TASK DETAILS —
Output the material exactly, but drop every image it holds.

MATERIAL TO PROCESS —
>> BEGIN

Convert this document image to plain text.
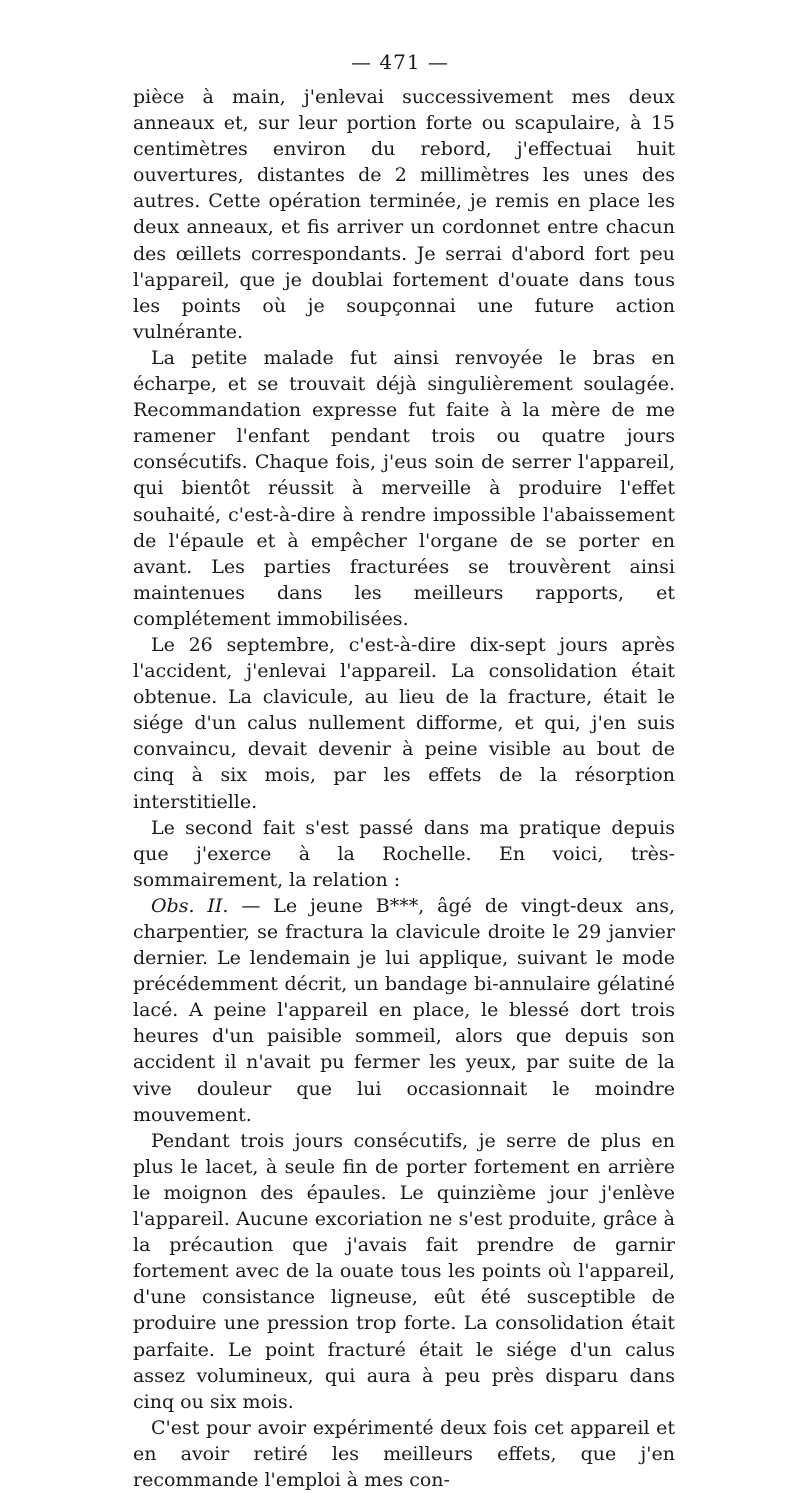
— 471 —

pièce à main, j'enlevai successivement mes deux anneaux et, sur leur portion forte ou scapulaire, à 15 centimètres environ du rebord, j'effectuai huit ouvertures, distantes de 2 millimètres les unes des autres. Cette opération terminée, je remis en place les deux anneaux, et fis arriver un cordonnet entre chacun des œillets correspondants. Je serrai d'abord fort peu l'appareil, que je doublai fortement d'ouate dans tous les points où je soupçonnai une future action vulnérante.

La petite malade fut ainsi renvoyée le bras en écharpe, et se trouvait déjà singulièrement soulagée. Recommandation expresse fut faite à la mère de me ramener l'enfant pendant trois ou quatre jours consécutifs. Chaque fois, j'eus soin de serrer l'appareil, qui bientôt réussit à merveille à produire l'effet souhaité, c'est-à-dire à rendre impossible l'abaissement de l'épaule et à empêcher l'organe de se porter en avant. Les parties fracturées se trouvèrent ainsi maintenues dans les meilleurs rapports, et complétement immobilisées.

Le 26 septembre, c'est-à-dire dix-sept jours après l'accident, j'enlevai l'appareil. La consolidation était obtenue. La clavicule, au lieu de la fracture, était le siége d'un calus nullement difforme, et qui, j'en suis convaincu, devait devenir à peine visible au bout de cinq à six mois, par les effets de la résorption interstitielle.

Le second fait s'est passé dans ma pratique depuis que j'exerce à la Rochelle. En voici, très-sommairement, la relation :

Obs. II. — Le jeune B***, âgé de vingt-deux ans, charpentier, se fractura la clavicule droite le 29 janvier dernier. Le lendemain je lui applique, suivant le mode précédemment décrit, un bandage bi-annulaire gélatiné lacé. A peine l'appareil en place, le blessé dort trois heures d'un paisible sommeil, alors que depuis son accident il n'avait pu fermer les yeux, par suite de la vive douleur que lui occasionnait le moindre mouvement.

Pendant trois jours consécutifs, je serre de plus en plus le lacet, à seule fin de porter fortement en arrière le moignon des épaules. Le quinzième jour j'enlève l'appareil. Aucune excoriation ne s'est produite, grâce à la précaution que j'avais fait prendre de garnir fortement avec de la ouate tous les points où l'appareil, d'une consistance ligneuse, eût été susceptible de produire une pression trop forte. La consolidation était parfaite. Le point fracturé était le siége d'un calus assez volumineux, qui aura à peu près disparu dans cinq ou six mois.

C'est pour avoir expérimenté deux fois cet appareil et en avoir retiré les meilleurs effets, que j'en recommande l'emploi à mes con-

>> END

TASK OUTPUT —
Convert this document image to plain text.
— 471 —

pièce à main, j'enlevai successivement mes deux anneaux et, sur leur portion forte ou scapulaire, à 15 centimètres environ du rebord, j'effectuai huit ouvertures, distantes de 2 millimètres les unes des autres. Cette opération terminée, je remis en place les deux anneaux, et fis arriver un cordonnet entre chacun des œillets correspondants. Je serrai d'abord fort peu l'appareil, que je doublai fortement d'ouate dans tous les points où je soupçonnai une future action vulnérante.

La petite malade fut ainsi renvoyée le bras en écharpe, et se trouvait déjà singulièrement soulagée. Recommandation expresse fut faite à la mère de me ramener l'enfant pendant trois ou quatre jours consécutifs. Chaque fois, j'eus soin de serrer l'appareil, qui bientôt réussit à merveille à produire l'effet souhaité, c'est-à-dire à rendre impossible l'abaissement de l'épaule et à empêcher l'organe de se porter en avant. Les parties fracturées se trouvèrent ainsi maintenues dans les meilleurs rapports, et complétement immobilisées.

Le 26 septembre, c'est-à-dire dix-sept jours après l'accident, j'enlevai l'appareil. La consolidation était obtenue. La clavicule, au lieu de la fracture, était le siége d'un calus nullement difforme, et qui, j'en suis convaincu, devait devenir à peine visible au bout de cinq à six mois, par les effets de la résorption interstitielle.

Le second fait s'est passé dans ma pratique depuis que j'exerce à la Rochelle. En voici, très-sommairement, la relation :

Obs. II. — Le jeune B***, âgé de vingt-deux ans, charpentier, se fractura la clavicule droite le 29 janvier dernier. Le lendemain je lui applique, suivant le mode précédemment décrit, un bandage bi-annulaire gélatiné lacé. A peine l'appareil en place, le blessé dort trois heures d'un paisible sommeil, alors que depuis son accident il n'avait pu fermer les yeux, par suite de la vive douleur que lui occasionnait le moindre mouvement.

Pendant trois jours consécutifs, je serre de plus en plus le lacet, à seule fin de porter fortement en arrière le moignon des épaules. Le quinzième jour j'enlève l'appareil. Aucune excoriation ne s'est produite, grâce à la précaution que j'avais fait prendre de garnir fortement avec de la ouate tous les points où l'appareil, d'une consistance ligneuse, eût été susceptible de produire une pression trop forte. La consolidation était parfaite. Le point fracturé était le siége d'un calus assez volumineux, qui aura à peu près disparu dans cinq ou six mois.

C'est pour avoir expérimenté deux fois cet appareil et en avoir retiré les meilleurs effets, que j'en recommande l'emploi à mes con-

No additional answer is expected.